**THE TASK:** Only a number is wanted: how many lines in these records contain the word "Country"?

**INFORMATION GIVEN:**

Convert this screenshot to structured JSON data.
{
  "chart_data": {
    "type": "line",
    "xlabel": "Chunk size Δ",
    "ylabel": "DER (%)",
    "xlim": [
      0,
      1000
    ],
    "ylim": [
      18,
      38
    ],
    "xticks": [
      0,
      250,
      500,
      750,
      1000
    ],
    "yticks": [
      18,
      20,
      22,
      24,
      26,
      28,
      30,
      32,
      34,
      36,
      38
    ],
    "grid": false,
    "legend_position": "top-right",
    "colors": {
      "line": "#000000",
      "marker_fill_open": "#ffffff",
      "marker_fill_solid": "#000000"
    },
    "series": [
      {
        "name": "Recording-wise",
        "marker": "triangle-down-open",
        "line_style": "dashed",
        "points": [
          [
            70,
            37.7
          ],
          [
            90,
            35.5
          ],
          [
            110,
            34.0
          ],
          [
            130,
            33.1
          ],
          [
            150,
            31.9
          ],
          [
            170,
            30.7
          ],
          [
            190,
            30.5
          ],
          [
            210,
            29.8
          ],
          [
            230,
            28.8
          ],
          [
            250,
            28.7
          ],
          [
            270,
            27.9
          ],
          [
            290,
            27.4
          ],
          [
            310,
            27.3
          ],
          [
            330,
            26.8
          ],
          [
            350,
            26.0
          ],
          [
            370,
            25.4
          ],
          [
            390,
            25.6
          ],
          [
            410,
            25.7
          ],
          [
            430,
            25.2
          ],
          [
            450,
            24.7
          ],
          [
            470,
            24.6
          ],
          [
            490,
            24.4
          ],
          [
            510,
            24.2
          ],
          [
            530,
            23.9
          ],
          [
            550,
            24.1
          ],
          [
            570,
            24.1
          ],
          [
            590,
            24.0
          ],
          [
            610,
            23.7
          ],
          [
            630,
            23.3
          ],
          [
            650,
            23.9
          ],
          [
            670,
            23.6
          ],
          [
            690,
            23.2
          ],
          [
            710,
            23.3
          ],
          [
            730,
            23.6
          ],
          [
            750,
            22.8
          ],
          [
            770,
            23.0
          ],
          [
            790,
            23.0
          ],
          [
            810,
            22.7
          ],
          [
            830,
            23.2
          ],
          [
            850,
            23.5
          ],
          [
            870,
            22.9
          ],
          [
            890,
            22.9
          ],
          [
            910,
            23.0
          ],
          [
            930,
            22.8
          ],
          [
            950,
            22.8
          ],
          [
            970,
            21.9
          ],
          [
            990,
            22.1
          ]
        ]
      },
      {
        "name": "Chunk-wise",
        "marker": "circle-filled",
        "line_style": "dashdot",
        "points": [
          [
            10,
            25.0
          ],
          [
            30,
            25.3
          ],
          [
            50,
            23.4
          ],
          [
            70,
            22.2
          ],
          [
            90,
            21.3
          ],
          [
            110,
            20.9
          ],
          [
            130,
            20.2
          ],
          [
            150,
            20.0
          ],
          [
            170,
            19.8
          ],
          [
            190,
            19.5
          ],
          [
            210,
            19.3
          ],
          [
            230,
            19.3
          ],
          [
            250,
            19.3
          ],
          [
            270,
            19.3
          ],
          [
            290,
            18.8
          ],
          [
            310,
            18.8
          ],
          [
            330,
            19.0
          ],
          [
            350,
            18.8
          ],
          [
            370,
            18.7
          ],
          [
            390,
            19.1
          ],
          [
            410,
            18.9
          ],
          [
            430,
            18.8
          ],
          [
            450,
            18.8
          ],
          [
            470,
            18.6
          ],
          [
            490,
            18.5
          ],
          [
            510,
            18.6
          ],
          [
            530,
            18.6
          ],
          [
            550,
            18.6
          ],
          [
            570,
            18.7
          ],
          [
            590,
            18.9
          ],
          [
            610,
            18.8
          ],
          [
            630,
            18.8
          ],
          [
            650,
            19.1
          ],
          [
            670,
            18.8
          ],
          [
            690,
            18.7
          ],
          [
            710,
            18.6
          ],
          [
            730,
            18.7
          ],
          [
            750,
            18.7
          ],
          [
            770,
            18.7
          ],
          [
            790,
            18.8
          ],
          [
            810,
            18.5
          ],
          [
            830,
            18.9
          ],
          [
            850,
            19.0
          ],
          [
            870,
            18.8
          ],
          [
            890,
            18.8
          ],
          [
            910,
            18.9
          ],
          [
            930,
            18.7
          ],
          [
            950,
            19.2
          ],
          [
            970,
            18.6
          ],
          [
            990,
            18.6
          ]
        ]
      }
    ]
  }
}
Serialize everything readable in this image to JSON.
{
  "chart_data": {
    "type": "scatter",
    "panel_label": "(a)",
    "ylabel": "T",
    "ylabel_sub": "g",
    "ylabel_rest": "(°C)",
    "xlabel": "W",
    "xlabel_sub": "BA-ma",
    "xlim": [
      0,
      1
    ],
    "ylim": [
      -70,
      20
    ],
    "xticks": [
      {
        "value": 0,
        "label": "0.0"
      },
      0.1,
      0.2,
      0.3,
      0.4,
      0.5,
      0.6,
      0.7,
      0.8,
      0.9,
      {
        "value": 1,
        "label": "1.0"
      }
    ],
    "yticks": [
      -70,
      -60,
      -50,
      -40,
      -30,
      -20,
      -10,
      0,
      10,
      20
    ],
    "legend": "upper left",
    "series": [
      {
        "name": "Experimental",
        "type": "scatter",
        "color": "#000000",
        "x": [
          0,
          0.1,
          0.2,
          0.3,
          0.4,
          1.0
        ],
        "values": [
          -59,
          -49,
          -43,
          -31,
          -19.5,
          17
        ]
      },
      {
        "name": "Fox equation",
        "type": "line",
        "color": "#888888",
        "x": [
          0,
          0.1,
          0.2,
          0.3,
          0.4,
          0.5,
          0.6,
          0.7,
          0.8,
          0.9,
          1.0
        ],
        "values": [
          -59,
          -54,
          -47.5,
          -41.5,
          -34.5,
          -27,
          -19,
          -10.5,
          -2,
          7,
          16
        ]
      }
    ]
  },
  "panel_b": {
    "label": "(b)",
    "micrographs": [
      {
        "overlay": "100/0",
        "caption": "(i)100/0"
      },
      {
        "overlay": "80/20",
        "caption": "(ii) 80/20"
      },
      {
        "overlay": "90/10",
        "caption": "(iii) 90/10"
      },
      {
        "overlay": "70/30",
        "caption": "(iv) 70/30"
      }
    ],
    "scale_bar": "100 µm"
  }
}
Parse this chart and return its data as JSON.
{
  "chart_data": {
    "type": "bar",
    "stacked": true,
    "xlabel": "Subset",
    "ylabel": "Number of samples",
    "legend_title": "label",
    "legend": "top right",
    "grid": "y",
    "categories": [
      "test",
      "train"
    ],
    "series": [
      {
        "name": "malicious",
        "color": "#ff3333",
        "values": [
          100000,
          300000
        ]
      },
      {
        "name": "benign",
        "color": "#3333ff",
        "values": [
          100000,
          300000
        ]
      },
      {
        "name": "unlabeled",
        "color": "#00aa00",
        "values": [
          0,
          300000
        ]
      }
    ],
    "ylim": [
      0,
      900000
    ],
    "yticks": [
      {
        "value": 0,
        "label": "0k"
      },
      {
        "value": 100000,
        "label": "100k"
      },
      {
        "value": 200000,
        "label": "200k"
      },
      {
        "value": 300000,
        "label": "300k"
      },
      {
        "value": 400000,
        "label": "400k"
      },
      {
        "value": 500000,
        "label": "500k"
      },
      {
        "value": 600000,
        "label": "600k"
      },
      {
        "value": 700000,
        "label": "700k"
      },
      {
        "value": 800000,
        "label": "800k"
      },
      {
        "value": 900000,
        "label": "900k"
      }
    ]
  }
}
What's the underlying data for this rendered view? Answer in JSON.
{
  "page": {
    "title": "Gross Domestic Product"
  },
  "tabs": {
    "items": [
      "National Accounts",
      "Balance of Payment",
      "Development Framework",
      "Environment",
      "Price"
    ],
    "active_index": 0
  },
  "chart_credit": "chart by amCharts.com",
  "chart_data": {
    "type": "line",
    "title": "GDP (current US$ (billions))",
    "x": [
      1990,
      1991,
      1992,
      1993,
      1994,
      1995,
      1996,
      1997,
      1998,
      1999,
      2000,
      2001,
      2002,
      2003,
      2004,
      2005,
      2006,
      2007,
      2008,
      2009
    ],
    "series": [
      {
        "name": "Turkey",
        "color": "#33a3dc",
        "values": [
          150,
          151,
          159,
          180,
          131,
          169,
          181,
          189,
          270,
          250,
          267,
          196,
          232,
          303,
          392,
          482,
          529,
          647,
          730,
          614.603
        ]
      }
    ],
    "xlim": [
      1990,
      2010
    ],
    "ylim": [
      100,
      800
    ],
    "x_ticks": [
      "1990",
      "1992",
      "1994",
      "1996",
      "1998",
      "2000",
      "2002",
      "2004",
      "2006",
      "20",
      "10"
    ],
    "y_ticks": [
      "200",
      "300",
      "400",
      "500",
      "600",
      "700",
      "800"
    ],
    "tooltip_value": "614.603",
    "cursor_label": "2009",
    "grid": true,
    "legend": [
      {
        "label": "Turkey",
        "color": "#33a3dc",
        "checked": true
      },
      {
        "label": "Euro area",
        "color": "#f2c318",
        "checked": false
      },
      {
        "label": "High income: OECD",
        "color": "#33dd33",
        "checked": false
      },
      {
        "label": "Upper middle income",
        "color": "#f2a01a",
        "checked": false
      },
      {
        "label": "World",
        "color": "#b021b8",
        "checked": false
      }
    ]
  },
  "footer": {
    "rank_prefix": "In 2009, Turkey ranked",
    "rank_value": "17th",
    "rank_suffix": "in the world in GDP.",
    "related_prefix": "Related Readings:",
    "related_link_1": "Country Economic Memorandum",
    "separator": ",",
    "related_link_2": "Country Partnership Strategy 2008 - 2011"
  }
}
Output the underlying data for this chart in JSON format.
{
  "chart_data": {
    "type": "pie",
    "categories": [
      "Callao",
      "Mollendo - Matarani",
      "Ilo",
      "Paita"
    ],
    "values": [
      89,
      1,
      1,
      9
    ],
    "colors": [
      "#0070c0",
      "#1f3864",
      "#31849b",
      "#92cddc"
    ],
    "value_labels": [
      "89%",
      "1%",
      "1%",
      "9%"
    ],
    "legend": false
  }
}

**ANSWER TO THE PROBLEM:** 2